BRIEF: Repeat the lines below exactly as they appear, but leave out the images.

----- INFORMATION SHOWN -----

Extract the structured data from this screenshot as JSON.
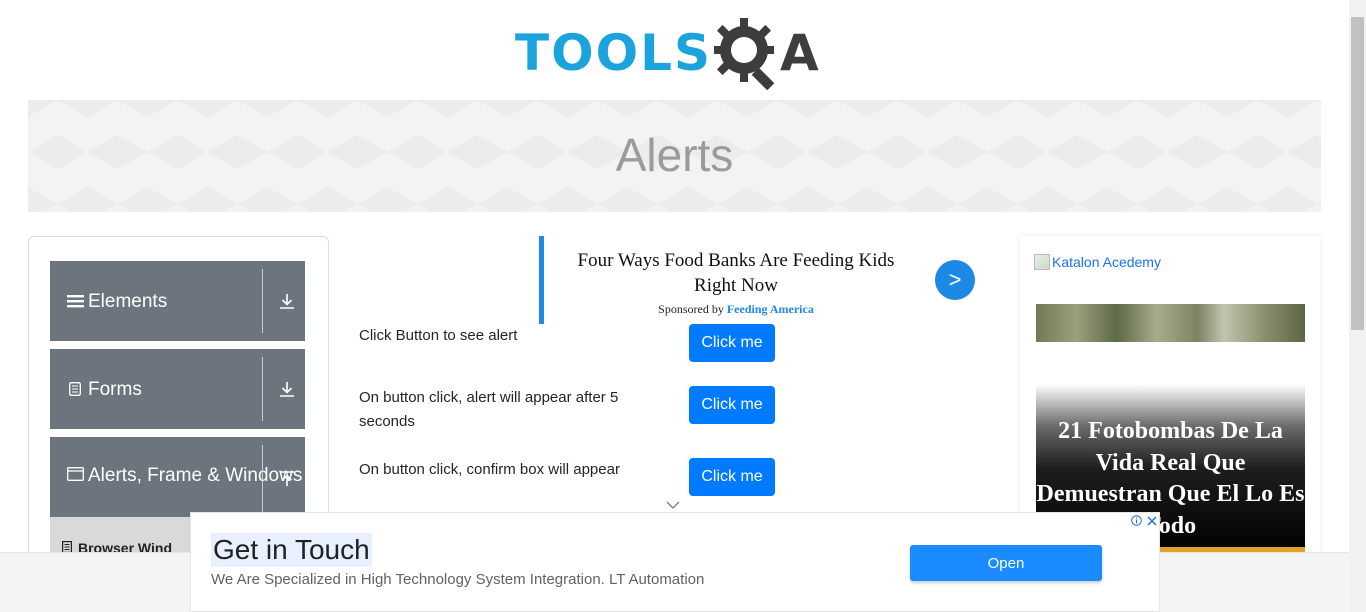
{
  "header": {
    "logo_tools": "TOOLS",
    "logo_a": "A"
  },
  "banner": {
    "title": "Alerts"
  },
  "sidebar": {
    "groups": [
      {
        "label": "Elements",
        "icon": "hamburger-icon"
      },
      {
        "label": "Forms",
        "icon": "document-icon"
      },
      {
        "label": "Alerts, Frame & Windows",
        "icon": "window-icon"
      }
    ],
    "submenu_item": "Browser Wind"
  },
  "ad_mid": {
    "headline": "Four Ways Food Banks Are Feeding Kids Right Now",
    "sponsor_prefix": "Sponsored by",
    "sponsor_name": "Feeding America",
    "go_label": ">"
  },
  "rows": [
    {
      "text": "Click Button to see alert",
      "button": "Click me"
    },
    {
      "text": "On button click, alert will appear after 5 seconds",
      "button": "Click me"
    },
    {
      "text": "On button click, confirm box will appear",
      "button": "Click me"
    }
  ],
  "ad_right": {
    "image_alt": "Katalon Acedemy",
    "headline": "21 Fotobombas De La Vida Real Que Demuestran Que El Lo Es Todo"
  },
  "bottom_ad": {
    "title": "Get in Touch",
    "subtitle": "We Are Specialized in High Technology System Integration. LT Automation",
    "open_label": "Open"
  },
  "colors": {
    "primary": "#007bff",
    "sidebar": "#6c757d",
    "logo_blue": "#1aa3dc"
  }
}
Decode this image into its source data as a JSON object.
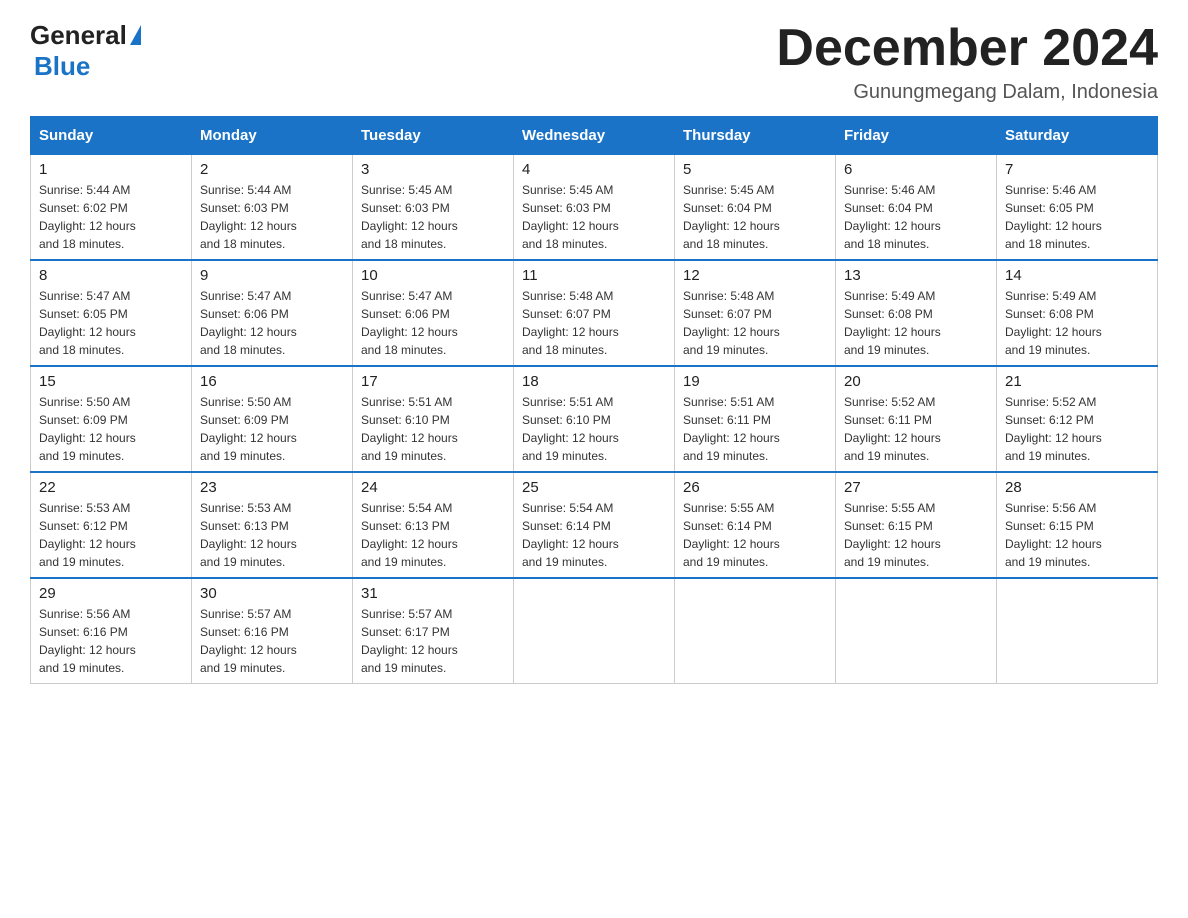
{
  "logo": {
    "general": "General",
    "triangle_char": "▶",
    "blue": "Blue"
  },
  "title": "December 2024",
  "subtitle": "Gunungmegang Dalam, Indonesia",
  "headers": [
    "Sunday",
    "Monday",
    "Tuesday",
    "Wednesday",
    "Thursday",
    "Friday",
    "Saturday"
  ],
  "weeks": [
    [
      {
        "day": "1",
        "sunrise": "5:44 AM",
        "sunset": "6:02 PM",
        "daylight": "12 hours and 18 minutes."
      },
      {
        "day": "2",
        "sunrise": "5:44 AM",
        "sunset": "6:03 PM",
        "daylight": "12 hours and 18 minutes."
      },
      {
        "day": "3",
        "sunrise": "5:45 AM",
        "sunset": "6:03 PM",
        "daylight": "12 hours and 18 minutes."
      },
      {
        "day": "4",
        "sunrise": "5:45 AM",
        "sunset": "6:03 PM",
        "daylight": "12 hours and 18 minutes."
      },
      {
        "day": "5",
        "sunrise": "5:45 AM",
        "sunset": "6:04 PM",
        "daylight": "12 hours and 18 minutes."
      },
      {
        "day": "6",
        "sunrise": "5:46 AM",
        "sunset": "6:04 PM",
        "daylight": "12 hours and 18 minutes."
      },
      {
        "day": "7",
        "sunrise": "5:46 AM",
        "sunset": "6:05 PM",
        "daylight": "12 hours and 18 minutes."
      }
    ],
    [
      {
        "day": "8",
        "sunrise": "5:47 AM",
        "sunset": "6:05 PM",
        "daylight": "12 hours and 18 minutes."
      },
      {
        "day": "9",
        "sunrise": "5:47 AM",
        "sunset": "6:06 PM",
        "daylight": "12 hours and 18 minutes."
      },
      {
        "day": "10",
        "sunrise": "5:47 AM",
        "sunset": "6:06 PM",
        "daylight": "12 hours and 18 minutes."
      },
      {
        "day": "11",
        "sunrise": "5:48 AM",
        "sunset": "6:07 PM",
        "daylight": "12 hours and 18 minutes."
      },
      {
        "day": "12",
        "sunrise": "5:48 AM",
        "sunset": "6:07 PM",
        "daylight": "12 hours and 19 minutes."
      },
      {
        "day": "13",
        "sunrise": "5:49 AM",
        "sunset": "6:08 PM",
        "daylight": "12 hours and 19 minutes."
      },
      {
        "day": "14",
        "sunrise": "5:49 AM",
        "sunset": "6:08 PM",
        "daylight": "12 hours and 19 minutes."
      }
    ],
    [
      {
        "day": "15",
        "sunrise": "5:50 AM",
        "sunset": "6:09 PM",
        "daylight": "12 hours and 19 minutes."
      },
      {
        "day": "16",
        "sunrise": "5:50 AM",
        "sunset": "6:09 PM",
        "daylight": "12 hours and 19 minutes."
      },
      {
        "day": "17",
        "sunrise": "5:51 AM",
        "sunset": "6:10 PM",
        "daylight": "12 hours and 19 minutes."
      },
      {
        "day": "18",
        "sunrise": "5:51 AM",
        "sunset": "6:10 PM",
        "daylight": "12 hours and 19 minutes."
      },
      {
        "day": "19",
        "sunrise": "5:51 AM",
        "sunset": "6:11 PM",
        "daylight": "12 hours and 19 minutes."
      },
      {
        "day": "20",
        "sunrise": "5:52 AM",
        "sunset": "6:11 PM",
        "daylight": "12 hours and 19 minutes."
      },
      {
        "day": "21",
        "sunrise": "5:52 AM",
        "sunset": "6:12 PM",
        "daylight": "12 hours and 19 minutes."
      }
    ],
    [
      {
        "day": "22",
        "sunrise": "5:53 AM",
        "sunset": "6:12 PM",
        "daylight": "12 hours and 19 minutes."
      },
      {
        "day": "23",
        "sunrise": "5:53 AM",
        "sunset": "6:13 PM",
        "daylight": "12 hours and 19 minutes."
      },
      {
        "day": "24",
        "sunrise": "5:54 AM",
        "sunset": "6:13 PM",
        "daylight": "12 hours and 19 minutes."
      },
      {
        "day": "25",
        "sunrise": "5:54 AM",
        "sunset": "6:14 PM",
        "daylight": "12 hours and 19 minutes."
      },
      {
        "day": "26",
        "sunrise": "5:55 AM",
        "sunset": "6:14 PM",
        "daylight": "12 hours and 19 minutes."
      },
      {
        "day": "27",
        "sunrise": "5:55 AM",
        "sunset": "6:15 PM",
        "daylight": "12 hours and 19 minutes."
      },
      {
        "day": "28",
        "sunrise": "5:56 AM",
        "sunset": "6:15 PM",
        "daylight": "12 hours and 19 minutes."
      }
    ],
    [
      {
        "day": "29",
        "sunrise": "5:56 AM",
        "sunset": "6:16 PM",
        "daylight": "12 hours and 19 minutes."
      },
      {
        "day": "30",
        "sunrise": "5:57 AM",
        "sunset": "6:16 PM",
        "daylight": "12 hours and 19 minutes."
      },
      {
        "day": "31",
        "sunrise": "5:57 AM",
        "sunset": "6:17 PM",
        "daylight": "12 hours and 19 minutes."
      },
      null,
      null,
      null,
      null
    ]
  ],
  "labels": {
    "sunrise": "Sunrise:",
    "sunset": "Sunset:",
    "daylight": "Daylight:"
  }
}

-----

RESPONSE:
Extract the structured data from this screenshot as JSON.
{
  "header": {
    "logo_tools": "TOOLS",
    "logo_a": "A"
  },
  "banner": {
    "title": "Alerts"
  },
  "sidebar": {
    "groups": [
      {
        "label": "Elements",
        "icon": "hamburger-icon"
      },
      {
        "label": "Forms",
        "icon": "document-icon"
      },
      {
        "label": "Alerts, Frame & Windows",
        "icon": "window-icon"
      }
    ],
    "submenu_item": "Browser Wind"
  },
  "ad_mid": {
    "headline": "Four Ways Food Banks Are Feeding Kids Right Now",
    "sponsor_prefix": "Sponsored by",
    "sponsor_name": "Feeding America",
    "go_label": ">"
  },
  "rows": [
    {
      "text": "Click Button to see alert",
      "button": "Click me"
    },
    {
      "text": "On button click, alert will appear after 5 seconds",
      "button": "Click me"
    },
    {
      "text": "On button click, confirm box will appear",
      "button": "Click me"
    }
  ],
  "ad_right": {
    "image_alt": "Katalon Acedemy",
    "headline": "21 Fotobombas De La Vida Real Que Demuestran Que El Lo Es Todo"
  },
  "bottom_ad": {
    "title": "Get in Touch",
    "subtitle": "We Are Specialized in High Technology System Integration. LT Automation",
    "open_label": "Open"
  },
  "colors": {
    "primary": "#007bff",
    "sidebar": "#6c757d",
    "logo_blue": "#1aa3dc"
  }
}
Decode this image into its source data as a JSON object.
{
  "logo": {
    "general": "General",
    "triangle_char": "▶",
    "blue": "Blue"
  },
  "title": "December 2024",
  "subtitle": "Gunungmegang Dalam, Indonesia",
  "headers": [
    "Sunday",
    "Monday",
    "Tuesday",
    "Wednesday",
    "Thursday",
    "Friday",
    "Saturday"
  ],
  "weeks": [
    [
      {
        "day": "1",
        "sunrise": "5:44 AM",
        "sunset": "6:02 PM",
        "daylight": "12 hours and 18 minutes."
      },
      {
        "day": "2",
        "sunrise": "5:44 AM",
        "sunset": "6:03 PM",
        "daylight": "12 hours and 18 minutes."
      },
      {
        "day": "3",
        "sunrise": "5:45 AM",
        "sunset": "6:03 PM",
        "daylight": "12 hours and 18 minutes."
      },
      {
        "day": "4",
        "sunrise": "5:45 AM",
        "sunset": "6:03 PM",
        "daylight": "12 hours and 18 minutes."
      },
      {
        "day": "5",
        "sunrise": "5:45 AM",
        "sunset": "6:04 PM",
        "daylight": "12 hours and 18 minutes."
      },
      {
        "day": "6",
        "sunrise": "5:46 AM",
        "sunset": "6:04 PM",
        "daylight": "12 hours and 18 minutes."
      },
      {
        "day": "7",
        "sunrise": "5:46 AM",
        "sunset": "6:05 PM",
        "daylight": "12 hours and 18 minutes."
      }
    ],
    [
      {
        "day": "8",
        "sunrise": "5:47 AM",
        "sunset": "6:05 PM",
        "daylight": "12 hours and 18 minutes."
      },
      {
        "day": "9",
        "sunrise": "5:47 AM",
        "sunset": "6:06 PM",
        "daylight": "12 hours and 18 minutes."
      },
      {
        "day": "10",
        "sunrise": "5:47 AM",
        "sunset": "6:06 PM",
        "daylight": "12 hours and 18 minutes."
      },
      {
        "day": "11",
        "sunrise": "5:48 AM",
        "sunset": "6:07 PM",
        "daylight": "12 hours and 18 minutes."
      },
      {
        "day": "12",
        "sunrise": "5:48 AM",
        "sunset": "6:07 PM",
        "daylight": "12 hours and 19 minutes."
      },
      {
        "day": "13",
        "sunrise": "5:49 AM",
        "sunset": "6:08 PM",
        "daylight": "12 hours and 19 minutes."
      },
      {
        "day": "14",
        "sunrise": "5:49 AM",
        "sunset": "6:08 PM",
        "daylight": "12 hours and 19 minutes."
      }
    ],
    [
      {
        "day": "15",
        "sunrise": "5:50 AM",
        "sunset": "6:09 PM",
        "daylight": "12 hours and 19 minutes."
      },
      {
        "day": "16",
        "sunrise": "5:50 AM",
        "sunset": "6:09 PM",
        "daylight": "12 hours and 19 minutes."
      },
      {
        "day": "17",
        "sunrise": "5:51 AM",
        "sunset": "6:10 PM",
        "daylight": "12 hours and 19 minutes."
      },
      {
        "day": "18",
        "sunrise": "5:51 AM",
        "sunset": "6:10 PM",
        "daylight": "12 hours and 19 minutes."
      },
      {
        "day": "19",
        "sunrise": "5:51 AM",
        "sunset": "6:11 PM",
        "daylight": "12 hours and 19 minutes."
      },
      {
        "day": "20",
        "sunrise": "5:52 AM",
        "sunset": "6:11 PM",
        "daylight": "12 hours and 19 minutes."
      },
      {
        "day": "21",
        "sunrise": "5:52 AM",
        "sunset": "6:12 PM",
        "daylight": "12 hours and 19 minutes."
      }
    ],
    [
      {
        "day": "22",
        "sunrise": "5:53 AM",
        "sunset": "6:12 PM",
        "daylight": "12 hours and 19 minutes."
      },
      {
        "day": "23",
        "sunrise": "5:53 AM",
        "sunset": "6:13 PM",
        "daylight": "12 hours and 19 minutes."
      },
      {
        "day": "24",
        "sunrise": "5:54 AM",
        "sunset": "6:13 PM",
        "daylight": "12 hours and 19 minutes."
      },
      {
        "day": "25",
        "sunrise": "5:54 AM",
        "sunset": "6:14 PM",
        "daylight": "12 hours and 19 minutes."
      },
      {
        "day": "26",
        "sunrise": "5:55 AM",
        "sunset": "6:14 PM",
        "daylight": "12 hours and 19 minutes."
      },
      {
        "day": "27",
        "sunrise": "5:55 AM",
        "sunset": "6:15 PM",
        "daylight": "12 hours and 19 minutes."
      },
      {
        "day": "28",
        "sunrise": "5:56 AM",
        "sunset": "6:15 PM",
        "daylight": "12 hours and 19 minutes."
      }
    ],
    [
      {
        "day": "29",
        "sunrise": "5:56 AM",
        "sunset": "6:16 PM",
        "daylight": "12 hours and 19 minutes."
      },
      {
        "day": "30",
        "sunrise": "5:57 AM",
        "sunset": "6:16 PM",
        "daylight": "12 hours and 19 minutes."
      },
      {
        "day": "31",
        "sunrise": "5:57 AM",
        "sunset": "6:17 PM",
        "daylight": "12 hours and 19 minutes."
      },
      null,
      null,
      null,
      null
    ]
  ],
  "labels": {
    "sunrise": "Sunrise:",
    "sunset": "Sunset:",
    "daylight": "Daylight:"
  }
}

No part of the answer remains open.